>> START DATA PROVIDED

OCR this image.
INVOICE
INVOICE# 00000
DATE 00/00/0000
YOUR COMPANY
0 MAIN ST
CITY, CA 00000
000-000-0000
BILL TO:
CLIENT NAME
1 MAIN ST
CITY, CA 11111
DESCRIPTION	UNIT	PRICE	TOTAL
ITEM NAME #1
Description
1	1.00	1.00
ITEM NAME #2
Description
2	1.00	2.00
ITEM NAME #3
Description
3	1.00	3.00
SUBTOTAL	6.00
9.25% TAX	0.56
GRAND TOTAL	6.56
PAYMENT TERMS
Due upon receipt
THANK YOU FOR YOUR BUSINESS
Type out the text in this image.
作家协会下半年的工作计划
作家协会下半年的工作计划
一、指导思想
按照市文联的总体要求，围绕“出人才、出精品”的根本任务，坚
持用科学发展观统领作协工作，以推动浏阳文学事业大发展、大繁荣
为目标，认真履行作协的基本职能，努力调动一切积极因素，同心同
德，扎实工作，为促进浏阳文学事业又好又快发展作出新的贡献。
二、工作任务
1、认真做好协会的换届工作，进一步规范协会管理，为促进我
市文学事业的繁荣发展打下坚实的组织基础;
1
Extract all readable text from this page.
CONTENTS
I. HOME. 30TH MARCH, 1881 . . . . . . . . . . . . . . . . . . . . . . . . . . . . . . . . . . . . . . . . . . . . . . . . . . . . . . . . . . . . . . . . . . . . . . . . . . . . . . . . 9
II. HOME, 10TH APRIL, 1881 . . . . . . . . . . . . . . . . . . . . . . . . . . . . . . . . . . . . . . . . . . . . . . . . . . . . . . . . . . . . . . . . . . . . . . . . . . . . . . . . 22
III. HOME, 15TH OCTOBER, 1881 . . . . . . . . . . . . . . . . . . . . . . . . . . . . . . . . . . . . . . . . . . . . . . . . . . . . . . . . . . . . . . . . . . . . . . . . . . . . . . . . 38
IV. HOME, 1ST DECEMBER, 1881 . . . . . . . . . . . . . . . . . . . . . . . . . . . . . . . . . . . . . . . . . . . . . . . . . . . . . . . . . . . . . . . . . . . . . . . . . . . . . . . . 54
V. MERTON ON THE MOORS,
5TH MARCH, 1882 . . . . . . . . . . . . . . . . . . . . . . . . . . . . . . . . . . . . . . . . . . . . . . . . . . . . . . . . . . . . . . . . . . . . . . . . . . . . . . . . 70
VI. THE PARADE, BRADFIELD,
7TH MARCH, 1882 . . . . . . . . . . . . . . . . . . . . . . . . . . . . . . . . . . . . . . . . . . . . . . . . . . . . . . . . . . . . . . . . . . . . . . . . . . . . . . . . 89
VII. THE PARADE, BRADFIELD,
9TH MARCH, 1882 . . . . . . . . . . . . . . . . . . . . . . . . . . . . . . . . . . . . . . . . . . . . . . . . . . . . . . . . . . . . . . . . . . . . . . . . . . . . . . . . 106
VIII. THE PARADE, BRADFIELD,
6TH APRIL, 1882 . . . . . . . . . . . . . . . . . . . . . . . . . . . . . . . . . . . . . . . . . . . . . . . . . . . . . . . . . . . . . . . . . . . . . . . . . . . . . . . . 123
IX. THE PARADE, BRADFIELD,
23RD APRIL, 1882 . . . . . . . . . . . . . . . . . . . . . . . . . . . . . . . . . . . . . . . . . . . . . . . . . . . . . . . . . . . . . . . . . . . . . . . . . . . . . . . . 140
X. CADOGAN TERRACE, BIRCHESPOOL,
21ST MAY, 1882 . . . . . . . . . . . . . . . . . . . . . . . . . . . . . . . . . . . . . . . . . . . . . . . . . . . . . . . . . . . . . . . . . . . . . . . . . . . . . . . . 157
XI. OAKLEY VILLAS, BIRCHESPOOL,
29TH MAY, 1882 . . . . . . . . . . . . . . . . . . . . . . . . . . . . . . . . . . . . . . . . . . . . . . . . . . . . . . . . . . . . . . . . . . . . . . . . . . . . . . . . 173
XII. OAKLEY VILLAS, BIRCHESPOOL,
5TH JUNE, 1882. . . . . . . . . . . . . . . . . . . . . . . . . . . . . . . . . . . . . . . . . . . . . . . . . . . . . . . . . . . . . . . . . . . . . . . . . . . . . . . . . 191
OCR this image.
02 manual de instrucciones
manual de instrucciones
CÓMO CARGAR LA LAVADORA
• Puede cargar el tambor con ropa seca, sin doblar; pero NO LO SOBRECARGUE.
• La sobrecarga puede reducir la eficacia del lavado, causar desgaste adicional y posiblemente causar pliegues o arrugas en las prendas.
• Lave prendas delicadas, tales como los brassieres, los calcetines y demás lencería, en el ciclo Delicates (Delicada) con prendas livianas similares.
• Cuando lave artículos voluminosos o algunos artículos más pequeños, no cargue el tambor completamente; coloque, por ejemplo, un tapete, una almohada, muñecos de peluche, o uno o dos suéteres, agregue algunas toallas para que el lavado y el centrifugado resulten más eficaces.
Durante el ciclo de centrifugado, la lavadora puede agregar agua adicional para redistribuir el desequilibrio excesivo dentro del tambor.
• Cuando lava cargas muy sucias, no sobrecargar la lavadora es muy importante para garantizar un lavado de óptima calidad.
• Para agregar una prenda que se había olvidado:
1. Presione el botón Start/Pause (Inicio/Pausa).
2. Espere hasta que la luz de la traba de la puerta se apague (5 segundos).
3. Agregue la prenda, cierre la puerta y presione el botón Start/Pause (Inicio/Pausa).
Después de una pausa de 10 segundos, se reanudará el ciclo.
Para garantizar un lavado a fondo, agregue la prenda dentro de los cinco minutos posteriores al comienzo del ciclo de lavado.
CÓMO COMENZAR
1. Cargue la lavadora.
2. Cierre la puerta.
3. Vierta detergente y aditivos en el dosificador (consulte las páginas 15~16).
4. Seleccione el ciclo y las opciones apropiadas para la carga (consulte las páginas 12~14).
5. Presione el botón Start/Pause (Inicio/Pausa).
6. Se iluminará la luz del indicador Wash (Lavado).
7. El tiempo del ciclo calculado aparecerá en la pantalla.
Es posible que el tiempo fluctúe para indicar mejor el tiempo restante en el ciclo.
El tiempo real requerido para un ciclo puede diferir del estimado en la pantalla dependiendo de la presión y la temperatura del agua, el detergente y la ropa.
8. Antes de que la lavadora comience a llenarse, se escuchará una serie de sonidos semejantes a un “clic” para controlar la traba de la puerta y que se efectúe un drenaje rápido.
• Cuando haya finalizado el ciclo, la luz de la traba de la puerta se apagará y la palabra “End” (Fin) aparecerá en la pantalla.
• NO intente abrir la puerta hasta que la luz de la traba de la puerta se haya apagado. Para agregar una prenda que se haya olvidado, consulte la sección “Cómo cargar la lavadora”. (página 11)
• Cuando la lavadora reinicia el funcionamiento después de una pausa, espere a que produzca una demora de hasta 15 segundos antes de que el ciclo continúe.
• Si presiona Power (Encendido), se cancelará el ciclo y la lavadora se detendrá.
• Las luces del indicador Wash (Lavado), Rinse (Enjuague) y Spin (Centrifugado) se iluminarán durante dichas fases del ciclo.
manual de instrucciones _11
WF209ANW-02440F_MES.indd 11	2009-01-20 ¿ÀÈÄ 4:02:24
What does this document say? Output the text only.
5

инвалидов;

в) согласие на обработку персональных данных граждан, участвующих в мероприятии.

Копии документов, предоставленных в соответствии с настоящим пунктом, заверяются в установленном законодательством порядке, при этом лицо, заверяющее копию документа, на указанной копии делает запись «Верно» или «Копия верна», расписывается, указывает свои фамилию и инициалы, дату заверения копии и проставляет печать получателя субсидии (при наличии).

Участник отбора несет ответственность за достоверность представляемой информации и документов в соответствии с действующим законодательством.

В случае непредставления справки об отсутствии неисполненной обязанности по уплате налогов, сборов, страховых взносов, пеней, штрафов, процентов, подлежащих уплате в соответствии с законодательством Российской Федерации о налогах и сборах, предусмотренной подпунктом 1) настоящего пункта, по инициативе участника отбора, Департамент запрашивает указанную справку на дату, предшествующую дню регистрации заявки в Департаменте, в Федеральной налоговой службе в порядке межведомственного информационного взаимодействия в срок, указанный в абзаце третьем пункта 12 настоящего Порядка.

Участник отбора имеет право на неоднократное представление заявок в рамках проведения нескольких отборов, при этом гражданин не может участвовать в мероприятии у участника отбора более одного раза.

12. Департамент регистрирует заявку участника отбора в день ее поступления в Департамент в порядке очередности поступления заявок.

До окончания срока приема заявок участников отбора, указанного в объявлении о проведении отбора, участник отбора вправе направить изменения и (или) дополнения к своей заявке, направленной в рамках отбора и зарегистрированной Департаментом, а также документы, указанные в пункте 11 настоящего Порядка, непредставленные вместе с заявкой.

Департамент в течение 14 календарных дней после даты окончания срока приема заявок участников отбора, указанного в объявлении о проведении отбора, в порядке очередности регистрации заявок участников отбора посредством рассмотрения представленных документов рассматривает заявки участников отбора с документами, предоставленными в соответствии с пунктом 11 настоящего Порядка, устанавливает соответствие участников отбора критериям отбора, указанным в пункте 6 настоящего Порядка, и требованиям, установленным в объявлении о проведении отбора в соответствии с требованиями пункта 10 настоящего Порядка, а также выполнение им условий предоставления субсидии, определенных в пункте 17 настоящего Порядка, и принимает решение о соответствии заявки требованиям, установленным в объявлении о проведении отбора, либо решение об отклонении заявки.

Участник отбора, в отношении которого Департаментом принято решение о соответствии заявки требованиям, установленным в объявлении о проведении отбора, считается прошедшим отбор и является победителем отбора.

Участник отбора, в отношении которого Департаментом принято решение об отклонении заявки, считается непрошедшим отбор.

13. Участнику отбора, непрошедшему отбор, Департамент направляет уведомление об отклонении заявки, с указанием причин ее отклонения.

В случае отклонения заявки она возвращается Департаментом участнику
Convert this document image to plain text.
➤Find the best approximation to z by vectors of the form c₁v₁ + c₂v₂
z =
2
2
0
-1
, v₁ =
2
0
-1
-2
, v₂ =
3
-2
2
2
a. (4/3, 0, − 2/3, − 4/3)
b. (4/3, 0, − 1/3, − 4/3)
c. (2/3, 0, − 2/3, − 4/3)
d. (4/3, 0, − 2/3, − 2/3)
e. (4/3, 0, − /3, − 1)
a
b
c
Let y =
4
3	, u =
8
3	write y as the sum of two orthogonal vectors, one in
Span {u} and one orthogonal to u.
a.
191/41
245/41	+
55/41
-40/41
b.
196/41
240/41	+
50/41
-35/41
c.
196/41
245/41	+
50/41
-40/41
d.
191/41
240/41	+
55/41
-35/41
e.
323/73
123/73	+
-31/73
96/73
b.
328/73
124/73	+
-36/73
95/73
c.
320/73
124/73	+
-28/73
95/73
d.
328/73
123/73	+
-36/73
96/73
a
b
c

>> END DATA PROVIDED

## WRITTEN EXERCISE
Take every line that includes the string "aparecerá" and copy it.

## REPLY TO THE TASK
7. El tiempo del ciclo calculado aparecerá en la pantalla.
• Cuando haya finalizado el ciclo, la luz de la traba de la puerta se apagará y la palabra “End” (Fin) aparecerá en la pantalla.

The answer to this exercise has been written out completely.